### Directions:
Don't copy the pictures; return every other part of the records exactly.

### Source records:
####

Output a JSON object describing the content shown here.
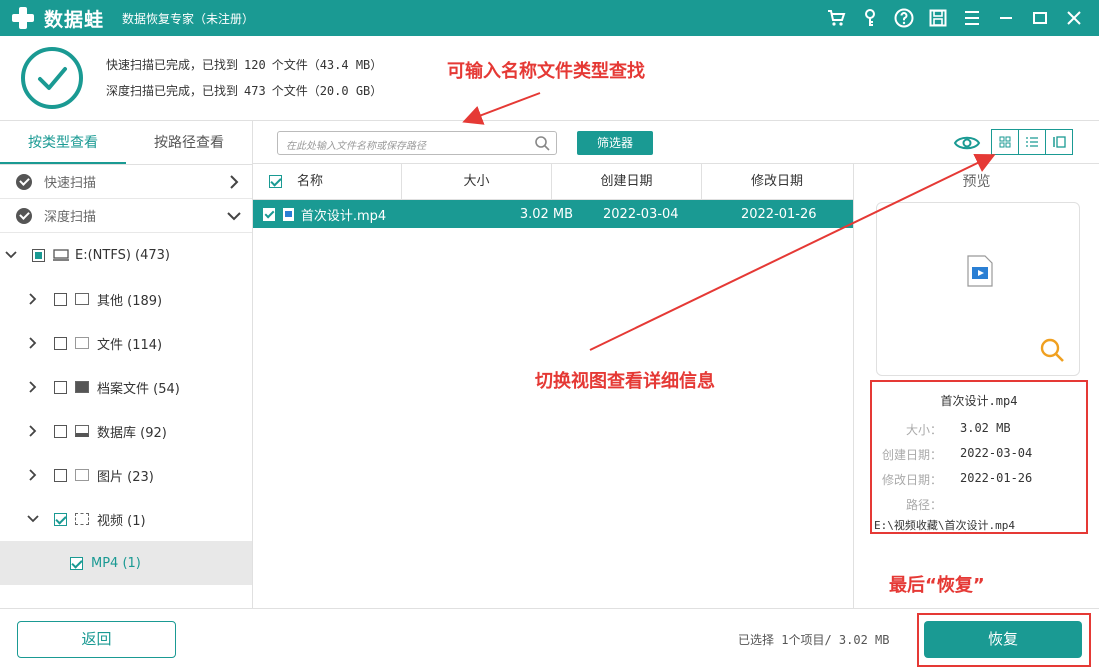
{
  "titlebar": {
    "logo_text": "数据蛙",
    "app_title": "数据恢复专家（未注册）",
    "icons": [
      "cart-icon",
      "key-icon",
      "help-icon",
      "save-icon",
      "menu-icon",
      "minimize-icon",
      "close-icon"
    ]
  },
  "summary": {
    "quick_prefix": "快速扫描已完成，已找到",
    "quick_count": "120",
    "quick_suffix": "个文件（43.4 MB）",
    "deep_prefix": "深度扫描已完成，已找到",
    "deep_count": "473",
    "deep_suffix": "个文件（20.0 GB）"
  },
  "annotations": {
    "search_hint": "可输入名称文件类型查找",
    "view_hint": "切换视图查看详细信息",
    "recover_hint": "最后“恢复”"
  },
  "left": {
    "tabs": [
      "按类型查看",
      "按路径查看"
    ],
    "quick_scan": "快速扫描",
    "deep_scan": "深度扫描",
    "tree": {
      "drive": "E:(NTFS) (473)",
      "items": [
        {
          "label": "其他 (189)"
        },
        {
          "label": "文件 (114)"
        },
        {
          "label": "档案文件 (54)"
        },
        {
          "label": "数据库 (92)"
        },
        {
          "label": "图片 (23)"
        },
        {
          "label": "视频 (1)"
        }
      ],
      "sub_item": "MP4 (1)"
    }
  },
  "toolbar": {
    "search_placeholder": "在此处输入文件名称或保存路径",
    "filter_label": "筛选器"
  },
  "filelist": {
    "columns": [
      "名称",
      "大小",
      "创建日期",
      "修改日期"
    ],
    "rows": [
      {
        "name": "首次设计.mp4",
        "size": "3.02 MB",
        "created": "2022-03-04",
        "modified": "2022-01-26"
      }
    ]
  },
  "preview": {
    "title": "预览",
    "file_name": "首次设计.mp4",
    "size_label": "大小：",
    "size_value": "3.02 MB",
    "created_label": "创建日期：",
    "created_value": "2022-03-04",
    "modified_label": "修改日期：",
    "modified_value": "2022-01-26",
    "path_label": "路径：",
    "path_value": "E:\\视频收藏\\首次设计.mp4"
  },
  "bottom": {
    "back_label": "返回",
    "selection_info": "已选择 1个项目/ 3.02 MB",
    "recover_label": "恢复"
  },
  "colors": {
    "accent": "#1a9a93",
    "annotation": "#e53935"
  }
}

####

### Correct output:
Output a JSON object describing the content shown here.
{
  "titlebar": {
    "logo_text": "数据蛙",
    "app_title": "数据恢复专家（未注册）",
    "icons": [
      "cart-icon",
      "key-icon",
      "help-icon",
      "save-icon",
      "menu-icon",
      "minimize-icon",
      "close-icon"
    ]
  },
  "summary": {
    "quick_prefix": "快速扫描已完成，已找到",
    "quick_count": "120",
    "quick_suffix": "个文件（43.4 MB）",
    "deep_prefix": "深度扫描已完成，已找到",
    "deep_count": "473",
    "deep_suffix": "个文件（20.0 GB）"
  },
  "annotations": {
    "search_hint": "可输入名称文件类型查找",
    "view_hint": "切换视图查看详细信息",
    "recover_hint": "最后“恢复”"
  },
  "left": {
    "tabs": [
      "按类型查看",
      "按路径查看"
    ],
    "quick_scan": "快速扫描",
    "deep_scan": "深度扫描",
    "tree": {
      "drive": "E:(NTFS) (473)",
      "items": [
        {
          "label": "其他 (189)"
        },
        {
          "label": "文件 (114)"
        },
        {
          "label": "档案文件 (54)"
        },
        {
          "label": "数据库 (92)"
        },
        {
          "label": "图片 (23)"
        },
        {
          "label": "视频 (1)"
        }
      ],
      "sub_item": "MP4 (1)"
    }
  },
  "toolbar": {
    "search_placeholder": "在此处输入文件名称或保存路径",
    "filter_label": "筛选器"
  },
  "filelist": {
    "columns": [
      "名称",
      "大小",
      "创建日期",
      "修改日期"
    ],
    "rows": [
      {
        "name": "首次设计.mp4",
        "size": "3.02 MB",
        "created": "2022-03-04",
        "modified": "2022-01-26"
      }
    ]
  },
  "preview": {
    "title": "预览",
    "file_name": "首次设计.mp4",
    "size_label": "大小：",
    "size_value": "3.02 MB",
    "created_label": "创建日期：",
    "created_value": "2022-03-04",
    "modified_label": "修改日期：",
    "modified_value": "2022-01-26",
    "path_label": "路径：",
    "path_value": "E:\\视频收藏\\首次设计.mp4"
  },
  "bottom": {
    "back_label": "返回",
    "selection_info": "已选择 1个项目/ 3.02 MB",
    "recover_label": "恢复"
  },
  "colors": {
    "accent": "#1a9a93",
    "annotation": "#e53935"
  }
}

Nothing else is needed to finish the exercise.